[Excerpts from a figure dataset]

::::

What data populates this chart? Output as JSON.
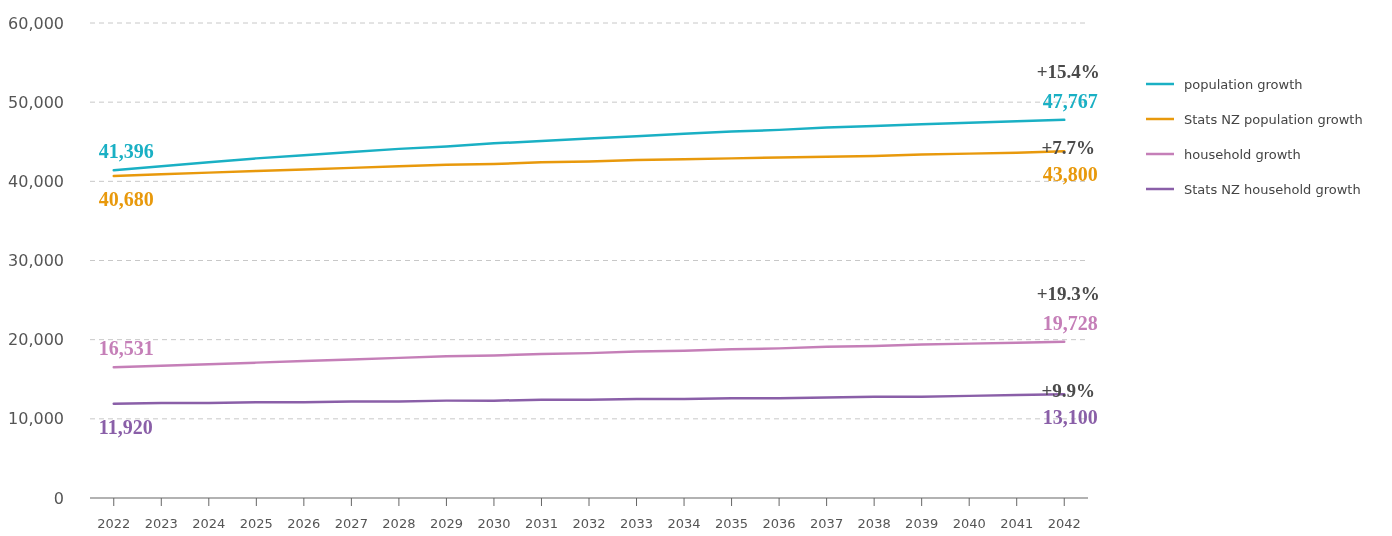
{
  "chart_data": {
    "type": "line",
    "x": [
      2022,
      2023,
      2024,
      2025,
      2026,
      2027,
      2028,
      2029,
      2030,
      2031,
      2032,
      2033,
      2034,
      2035,
      2036,
      2037,
      2038,
      2039,
      2040,
      2041,
      2042
    ],
    "series": [
      {
        "name": "population growth",
        "color": "#1ab0c4",
        "values": [
          41396,
          41900,
          42400,
          42900,
          43300,
          43700,
          44100,
          44400,
          44800,
          45100,
          45400,
          45700,
          46000,
          46300,
          46500,
          46800,
          47000,
          47200,
          47400,
          47600,
          47767
        ],
        "value_labels": [
          "41,396",
          null,
          null,
          null,
          null,
          null,
          null,
          null,
          null,
          null,
          null,
          null,
          null,
          null,
          null,
          null,
          null,
          null,
          null,
          null,
          "47,767"
        ]
      },
      {
        "name": "Stats NZ population growth",
        "color": "#e8990c",
        "values": [
          40680,
          40900,
          41100,
          41300,
          41500,
          41700,
          41900,
          42100,
          42200,
          42400,
          42500,
          42700,
          42800,
          42900,
          43000,
          43100,
          43200,
          43400,
          43500,
          43600,
          43800
        ],
        "value_labels": [
          "40,680",
          null,
          null,
          null,
          null,
          null,
          null,
          null,
          null,
          null,
          null,
          null,
          null,
          null,
          null,
          null,
          null,
          null,
          null,
          null,
          "43,800"
        ]
      },
      {
        "name": "household growth",
        "color": "#c57fb8",
        "values": [
          16531,
          16700,
          16900,
          17100,
          17300,
          17500,
          17700,
          17900,
          18000,
          18200,
          18300,
          18500,
          18600,
          18800,
          18900,
          19100,
          19200,
          19400,
          19500,
          19600,
          19728
        ],
        "value_labels": [
          "16,531",
          null,
          null,
          null,
          null,
          null,
          null,
          null,
          null,
          null,
          null,
          null,
          null,
          null,
          null,
          null,
          null,
          null,
          null,
          null,
          "19,728"
        ]
      },
      {
        "name": "Stats NZ household growth",
        "color": "#8a5fa8",
        "values": [
          11920,
          12000,
          12000,
          12100,
          12100,
          12200,
          12200,
          12300,
          12300,
          12400,
          12400,
          12500,
          12500,
          12600,
          12600,
          12700,
          12800,
          12800,
          12900,
          13000,
          13100
        ],
        "value_labels": [
          "11,920",
          null,
          null,
          null,
          null,
          null,
          null,
          null,
          null,
          null,
          null,
          null,
          null,
          null,
          null,
          null,
          null,
          null,
          null,
          null,
          "13,100"
        ]
      }
    ],
    "annotations": [
      "+15.4%",
      "+7.7%",
      "+19.3%",
      "+9.9%"
    ],
    "xlim": [
      2021.5,
      2042.5
    ],
    "xticks": [
      2022,
      2023,
      2024,
      2025,
      2026,
      2027,
      2028,
      2029,
      2030,
      2031,
      2032,
      2033,
      2034,
      2035,
      2036,
      2037,
      2038,
      2039,
      2040,
      2041,
      2042
    ],
    "ylim": [
      0,
      60000
    ],
    "yticks": [
      0,
      {
        "value": 10000,
        "label": "10,000"
      },
      {
        "value": 20000,
        "label": "20,000"
      },
      {
        "value": 30000,
        "label": "30,000"
      },
      {
        "value": 40000,
        "label": "40,000"
      },
      {
        "value": 50000,
        "label": "50,000"
      },
      {
        "value": 60000,
        "label": "60,000"
      }
    ],
    "grid": "y",
    "legend": "right",
    "marker": "none",
    "line_style": "solid"
  }
}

::::

GIVEN EXERCISE:
Copy out the records above in full, exactly as written, but not the pictures.

THE RESPONSE:
What data populates this chart? Output as JSON.
{
  "chart_data": {
    "type": "line",
    "x": [
      2022,
      2023,
      2024,
      2025,
      2026,
      2027,
      2028,
      2029,
      2030,
      2031,
      2032,
      2033,
      2034,
      2035,
      2036,
      2037,
      2038,
      2039,
      2040,
      2041,
      2042
    ],
    "series": [
      {
        "name": "population growth",
        "color": "#1ab0c4",
        "values": [
          41396,
          41900,
          42400,
          42900,
          43300,
          43700,
          44100,
          44400,
          44800,
          45100,
          45400,
          45700,
          46000,
          46300,
          46500,
          46800,
          47000,
          47200,
          47400,
          47600,
          47767
        ],
        "value_labels": [
          "41,396",
          null,
          null,
          null,
          null,
          null,
          null,
          null,
          null,
          null,
          null,
          null,
          null,
          null,
          null,
          null,
          null,
          null,
          null,
          null,
          "47,767"
        ]
      },
      {
        "name": "Stats NZ population growth",
        "color": "#e8990c",
        "values": [
          40680,
          40900,
          41100,
          41300,
          41500,
          41700,
          41900,
          42100,
          42200,
          42400,
          42500,
          42700,
          42800,
          42900,
          43000,
          43100,
          43200,
          43400,
          43500,
          43600,
          43800
        ],
        "value_labels": [
          "40,680",
          null,
          null,
          null,
          null,
          null,
          null,
          null,
          null,
          null,
          null,
          null,
          null,
          null,
          null,
          null,
          null,
          null,
          null,
          null,
          "43,800"
        ]
      },
      {
        "name": "household growth",
        "color": "#c57fb8",
        "values": [
          16531,
          16700,
          16900,
          17100,
          17300,
          17500,
          17700,
          17900,
          18000,
          18200,
          18300,
          18500,
          18600,
          18800,
          18900,
          19100,
          19200,
          19400,
          19500,
          19600,
          19728
        ],
        "value_labels": [
          "16,531",
          null,
          null,
          null,
          null,
          null,
          null,
          null,
          null,
          null,
          null,
          null,
          null,
          null,
          null,
          null,
          null,
          null,
          null,
          null,
          "19,728"
        ]
      },
      {
        "name": "Stats NZ household growth",
        "color": "#8a5fa8",
        "values": [
          11920,
          12000,
          12000,
          12100,
          12100,
          12200,
          12200,
          12300,
          12300,
          12400,
          12400,
          12500,
          12500,
          12600,
          12600,
          12700,
          12800,
          12800,
          12900,
          13000,
          13100
        ],
        "value_labels": [
          "11,920",
          null,
          null,
          null,
          null,
          null,
          null,
          null,
          null,
          null,
          null,
          null,
          null,
          null,
          null,
          null,
          null,
          null,
          null,
          null,
          "13,100"
        ]
      }
    ],
    "annotations": [
      "+15.4%",
      "+7.7%",
      "+19.3%",
      "+9.9%"
    ],
    "xlim": [
      2021.5,
      2042.5
    ],
    "xticks": [
      2022,
      2023,
      2024,
      2025,
      2026,
      2027,
      2028,
      2029,
      2030,
      2031,
      2032,
      2033,
      2034,
      2035,
      2036,
      2037,
      2038,
      2039,
      2040,
      2041,
      2042
    ],
    "ylim": [
      0,
      60000
    ],
    "yticks": [
      0,
      {
        "value": 10000,
        "label": "10,000"
      },
      {
        "value": 20000,
        "label": "20,000"
      },
      {
        "value": 30000,
        "label": "30,000"
      },
      {
        "value": 40000,
        "label": "40,000"
      },
      {
        "value": 50000,
        "label": "50,000"
      },
      {
        "value": 60000,
        "label": "60,000"
      }
    ],
    "grid": "y",
    "legend": "right",
    "marker": "none",
    "line_style": "solid"
  }
}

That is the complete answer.